### [Problem details]
Collect the lines of the entries where "Удаленная" shows up.

--- START ---

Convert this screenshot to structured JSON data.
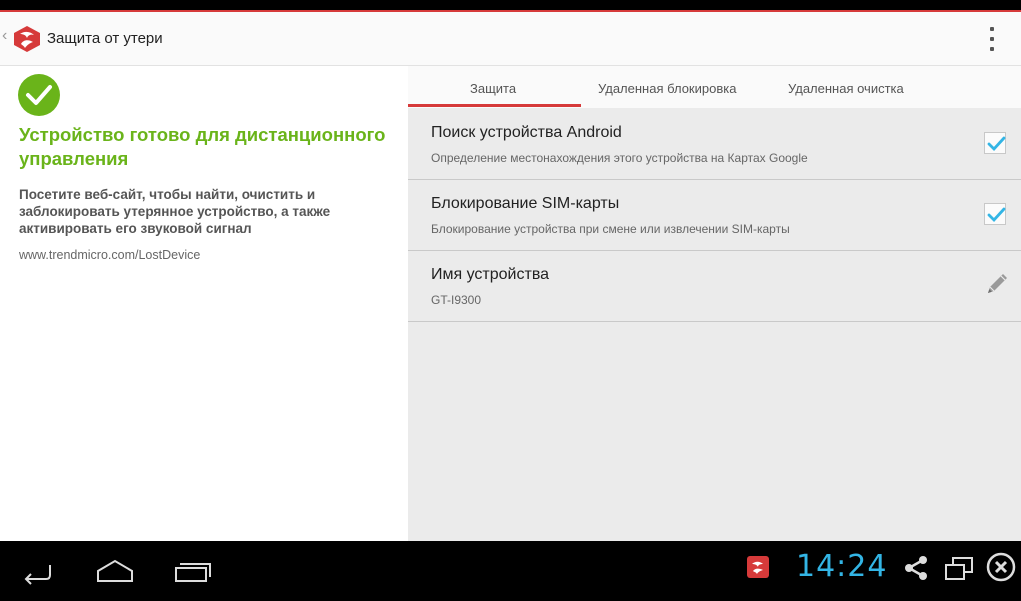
{
  "header": {
    "title": "Защита от утери",
    "back_glyph": "‹"
  },
  "left_panel": {
    "ready_title": "Устройство готово для дистанционного управления",
    "description": "Посетите веб-сайт, чтобы найти, очистить и заблокировать утерянное устройство, а также активировать его звуковой сигнал",
    "url": "www.trendmicro.com/LostDevice"
  },
  "tabs": [
    {
      "label": "Защита",
      "active": true
    },
    {
      "label": "Удаленная блокировка",
      "active": false
    },
    {
      "label": "Удаленная очистка",
      "active": false
    }
  ],
  "settings": [
    {
      "title": "Поиск устройства Android",
      "subtitle": "Определение местонахождения этого устройства на Картах Google",
      "control": "checkbox",
      "checked": true
    },
    {
      "title": "Блокирование SIM-карты",
      "subtitle": "Блокирование устройства при смене или извлечении SIM-карты",
      "control": "checkbox",
      "checked": true
    },
    {
      "title": "Имя устройства",
      "subtitle": "GT-I9300",
      "control": "edit-icon"
    }
  ],
  "system_bar": {
    "time": "14:24"
  },
  "colors": {
    "accent_red": "#d63a3a",
    "ready_green": "#6ab41a",
    "check_blue": "#33b5e5",
    "clock_blue": "#33b5e5"
  }
}
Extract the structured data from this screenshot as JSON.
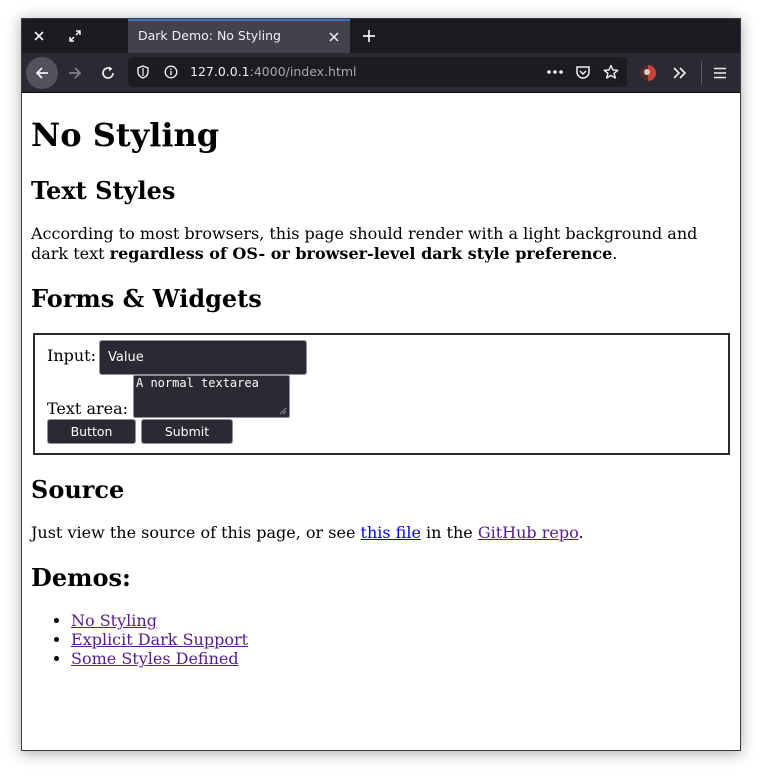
{
  "browser": {
    "tab_title": "Dark Demo: No Styling",
    "url_host": "127.0.0.1",
    "url_path": ":4000/index.html"
  },
  "page": {
    "title": "No Styling",
    "text_styles_heading": "Text Styles",
    "intro_text": "According to most browsers, this page should render with a light background and dark text ",
    "intro_bold": "regardless of OS- or browser-level dark style preference",
    "intro_end": ".",
    "forms_heading": "Forms & Widgets",
    "input_label": "Input:",
    "input_value": "Value",
    "textarea_label": "Text area:",
    "textarea_value": "A normal textarea",
    "button_label": "Button",
    "submit_label": "Submit",
    "source_heading": "Source",
    "source_text_before": "Just view the source of this page, or see ",
    "source_link1": "this file",
    "source_text_middle": " in the ",
    "source_link2": "GitHub repo",
    "source_text_end": ".",
    "demos_heading": "Demos:",
    "demos": [
      {
        "label": "No Styling"
      },
      {
        "label": "Explicit Dark Support"
      },
      {
        "label": "Some Styles Defined"
      }
    ]
  },
  "colors": {
    "tab_accent": "#3b72c4",
    "link": "#0000ee",
    "visited_link": "#551a8b",
    "widget_bg": "#2b2a33"
  },
  "icons": [
    "close-window-icon",
    "maximize-icon",
    "tab-close-icon",
    "new-tab-icon",
    "back-arrow-icon",
    "forward-arrow-icon",
    "reload-icon",
    "shield-icon",
    "info-icon",
    "more-actions-icon",
    "pocket-icon",
    "bookmark-star-icon",
    "extension-avatar-icon",
    "overflow-chevrons-icon",
    "hamburger-menu-icon"
  ]
}
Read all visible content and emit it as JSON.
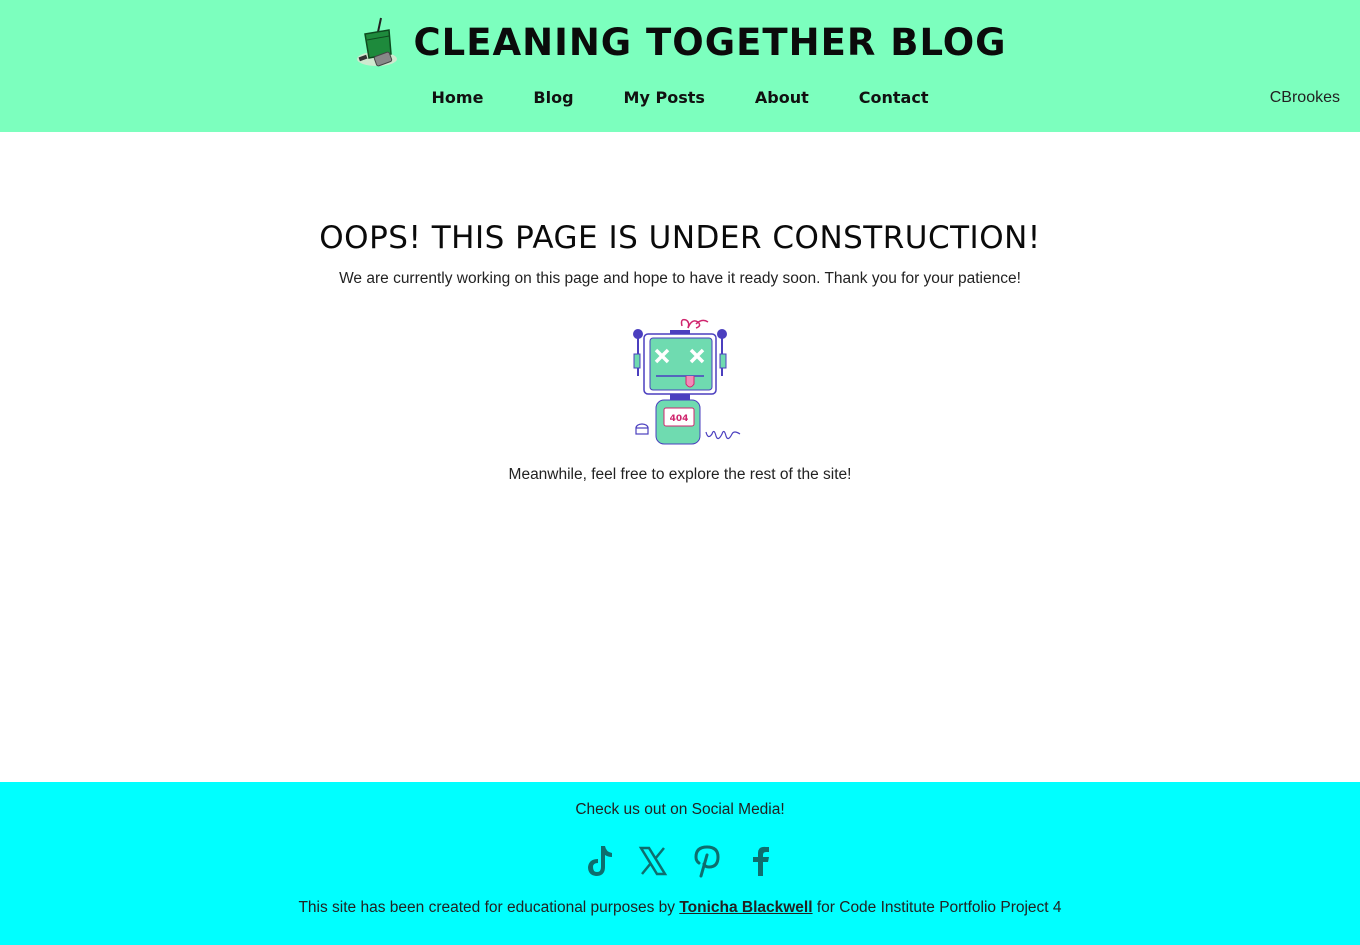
{
  "header": {
    "title": "CLEANING TOGETHER BLOG",
    "logo_icon": "cleaning-bucket-icon",
    "bg_color": "#7cffbe",
    "nav": [
      {
        "label": "Home"
      },
      {
        "label": "Blog"
      },
      {
        "label": "My Posts"
      },
      {
        "label": "About"
      },
      {
        "label": "Contact"
      }
    ],
    "username": "CBrookes"
  },
  "main": {
    "heading": "OOPS! THIS PAGE IS UNDER CONSTRUCTION!",
    "intro": "We are currently working on this page and hope to have it ready soon. Thank you for your patience!",
    "robot_badge": "404",
    "explore": "Meanwhile, feel free to explore the rest of the site!"
  },
  "footer": {
    "bg_color": "#00ffff",
    "social_heading": "Check us out on Social Media!",
    "social_icons": [
      "tiktok-icon",
      "x-icon",
      "pinterest-icon",
      "facebook-icon"
    ],
    "credit_prefix": "This site has been created for educational purposes by ",
    "credit_author": "Tonicha Blackwell",
    "credit_suffix": " for Code Institute Portfolio Project 4"
  }
}
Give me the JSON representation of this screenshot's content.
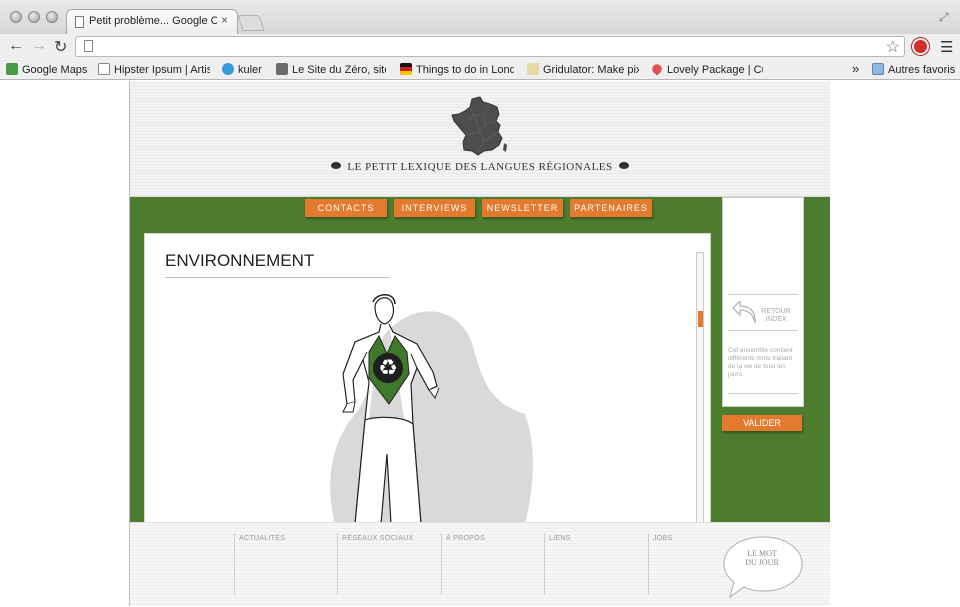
{
  "browser": {
    "tab_title": "Petit problème... Google Chr",
    "tab_close": "×",
    "bookmarks": [
      {
        "label": "Google Maps",
        "color": "#4b9a43"
      },
      {
        "label": "Hipster Ipsum | Artis",
        "color": "#ffffff"
      },
      {
        "label": "kuler",
        "color": "#3b9ad9"
      },
      {
        "label": "Le Site du Zéro, site",
        "color": "#6b6b6b"
      },
      {
        "label": "Things to do in Lond",
        "color": "#cc1f1f"
      },
      {
        "label": "Gridulator: Make pix",
        "color": "#e7d9a6"
      },
      {
        "label": "Lovely Package | Cur",
        "color": "#e0514f"
      }
    ],
    "bookmarks_overflow": "»",
    "other_bookmarks": "Autres favoris"
  },
  "site": {
    "title": "LE  PETIT LEXIQUE DES LANGUES RÉGIONALES",
    "nav": [
      "CONTACTS",
      "INTERVIEWS",
      "NEWSLETTER",
      "PARTENAIRES"
    ],
    "section_title": "ENVIRONNEMENT",
    "side": {
      "back_label": "RETOUR INDEX",
      "description": "Cet ensemble contient différents mots traitant de la vie de tous les jours."
    },
    "valider": "VALIDER",
    "footer": [
      "ACTUALITÉS",
      "RÉSEAUX  SOCIAUX",
      "À PROPOS",
      "LIENS",
      "JOBS"
    ],
    "word_of_day": "LE MOT DU JOUR"
  },
  "colors": {
    "green": "#4e7c2e",
    "orange": "#e37a2d"
  }
}
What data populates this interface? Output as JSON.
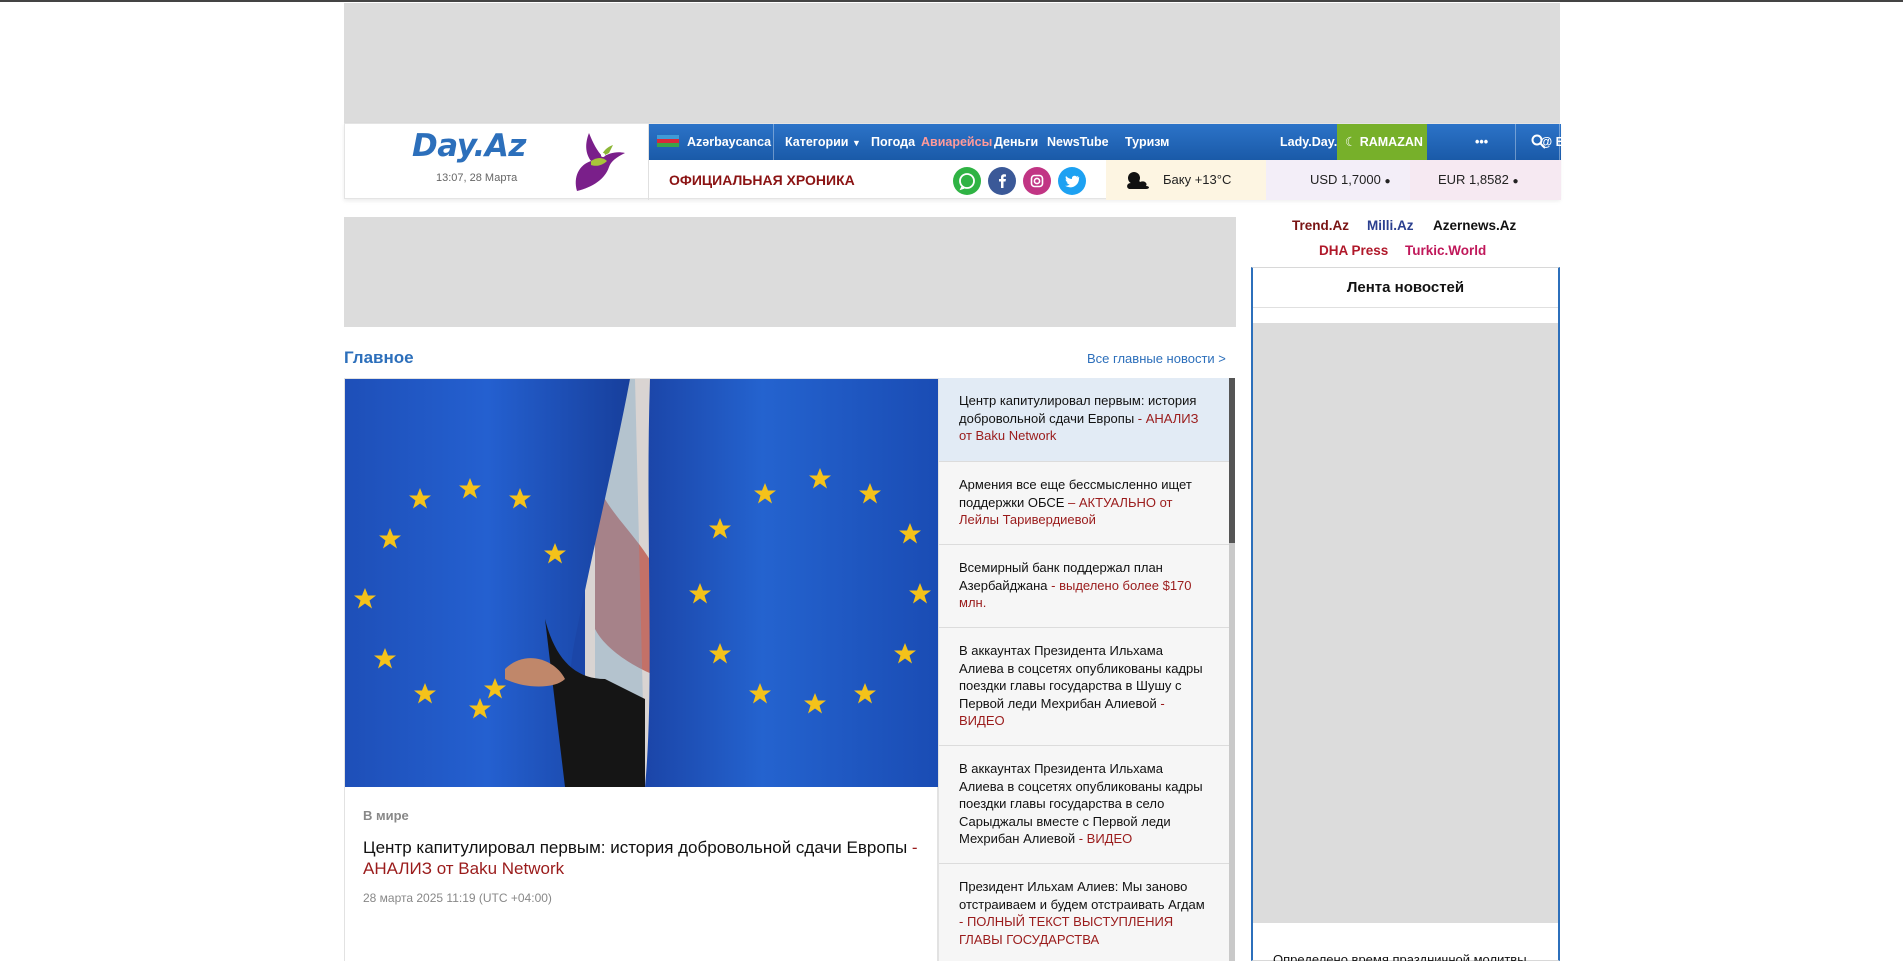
{
  "header": {
    "logo": "Day.Az",
    "datetime": "13:07, 28 Марта",
    "nav": {
      "lang": "Azərbaycanca",
      "categories": "Категории",
      "weather": "Погода",
      "flights": "Авиарейсы",
      "money": "Деньги",
      "newstube": "NewsTube",
      "tourism": "Туризм",
      "lady": "Lady.Day.Az",
      "ramazan": "RAMAZAN",
      "more": "•••",
      "login": "@ Вход"
    },
    "chronicle": "ОФИЦИАЛЬНАЯ ХРОНИКА",
    "weather_text": "Баку +13°C",
    "usd": "USD 1,7000",
    "eur": "EUR 1,8582"
  },
  "colors": {
    "brand_blue": "#2c6fbb",
    "accent_red": "#9a1b1b",
    "ramazan_green": "#77b02a"
  },
  "main": {
    "section_title": "Главное",
    "all_link": "Все главные новости >",
    "feature": {
      "category": "В мире",
      "title": "Центр капитулировал первым: история добровольной сдачи Европы",
      "title_suffix": " - АНАЛИЗ от Baku Network",
      "date": "28 марта 2025 11:19 (UTC +04:00)"
    },
    "items": [
      {
        "text": "Центр капитулировал первым: история добровольной сдачи Европы",
        "suffix": " - АНАЛИЗ от Baku Network"
      },
      {
        "text": "Армения все еще бессмысленно ищет поддержки ОБСЕ",
        "suffix": " – АКТУАЛЬНО от Лейлы Таривердиевой"
      },
      {
        "text": "Всемирный банк поддержал план Азербайджана",
        "suffix": " - выделено более $170 млн."
      },
      {
        "text": "В аккаунтах Президента Ильхама Алиева в соцсетях опубликованы кадры поездки главы государства в Шушу с Первой леди Мехрибан Алиевой",
        "suffix": " - ВИДЕО"
      },
      {
        "text": "В аккаунтах Президента Ильхама Алиева в соцсетях опубликованы кадры поездки главы государства в село Сарыджалы вместе с Первой леди Мехрибан Алиевой",
        "suffix": " - ВИДЕО"
      },
      {
        "text": "Президент Ильхам Алиев: Мы заново отстраиваем и будем отстраивать Агдам",
        "suffix": " - ПОЛНЫЙ ТЕКСТ ВЫСТУПЛЕНИЯ ГЛАВЫ ГОСУДАРСТВА"
      }
    ]
  },
  "sidebar": {
    "partners": [
      "Trend.Az",
      "Milli.Az",
      "Azernews.Az",
      "DHA Press",
      "Turkic.World"
    ],
    "feed_title": "Лента новостей",
    "feed_first": "Определено время праздничной молитвы"
  }
}
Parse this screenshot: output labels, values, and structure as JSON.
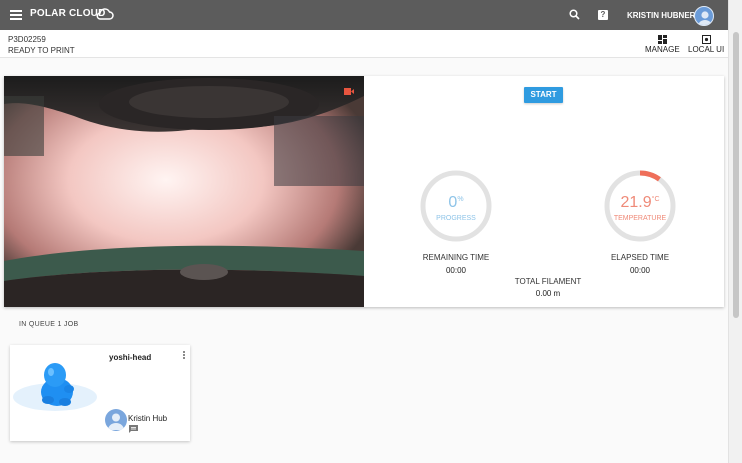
{
  "topbar": {
    "brand": "POLAR CLOUD",
    "user_name": "KRISTIN HUBNER",
    "icons": [
      "menu-icon",
      "cloud-icon",
      "search-icon",
      "help-icon",
      "avatar"
    ]
  },
  "printer": {
    "id": "P3D02259",
    "status": "READY TO PRINT",
    "actions": {
      "manage": "MANAGE",
      "local_ui": "LOCAL UI"
    }
  },
  "controls": {
    "start_label": "START"
  },
  "gauges": {
    "progress": {
      "value": "0",
      "unit": "%",
      "label": "PROGRESS",
      "fraction": 0
    },
    "temperature": {
      "value": "21.9",
      "unit": "°C",
      "label": "TEMPERATURE",
      "fraction": 0.1
    }
  },
  "stats": {
    "remaining_label": "REMAINING TIME",
    "remaining_value": "00:00",
    "elapsed_label": "ELAPSED TIME",
    "elapsed_value": "00:00",
    "filament_label": "TOTAL FILAMENT",
    "filament_value": "0.00 m"
  },
  "queue": {
    "title": "IN QUEUE 1 JOB",
    "jobs": [
      {
        "name": "yoshi-head",
        "owner": "Kristin Hub"
      }
    ]
  },
  "colors": {
    "topbar": "#5c5c5c",
    "accent_blue": "#2f9be0",
    "progress": "#8ec4e8",
    "temperature": "#ef6f5a"
  }
}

--- END ---

### [Reply to the task]
      "label": "Удаленная блокировка",
      "label": "Удаленная очистка",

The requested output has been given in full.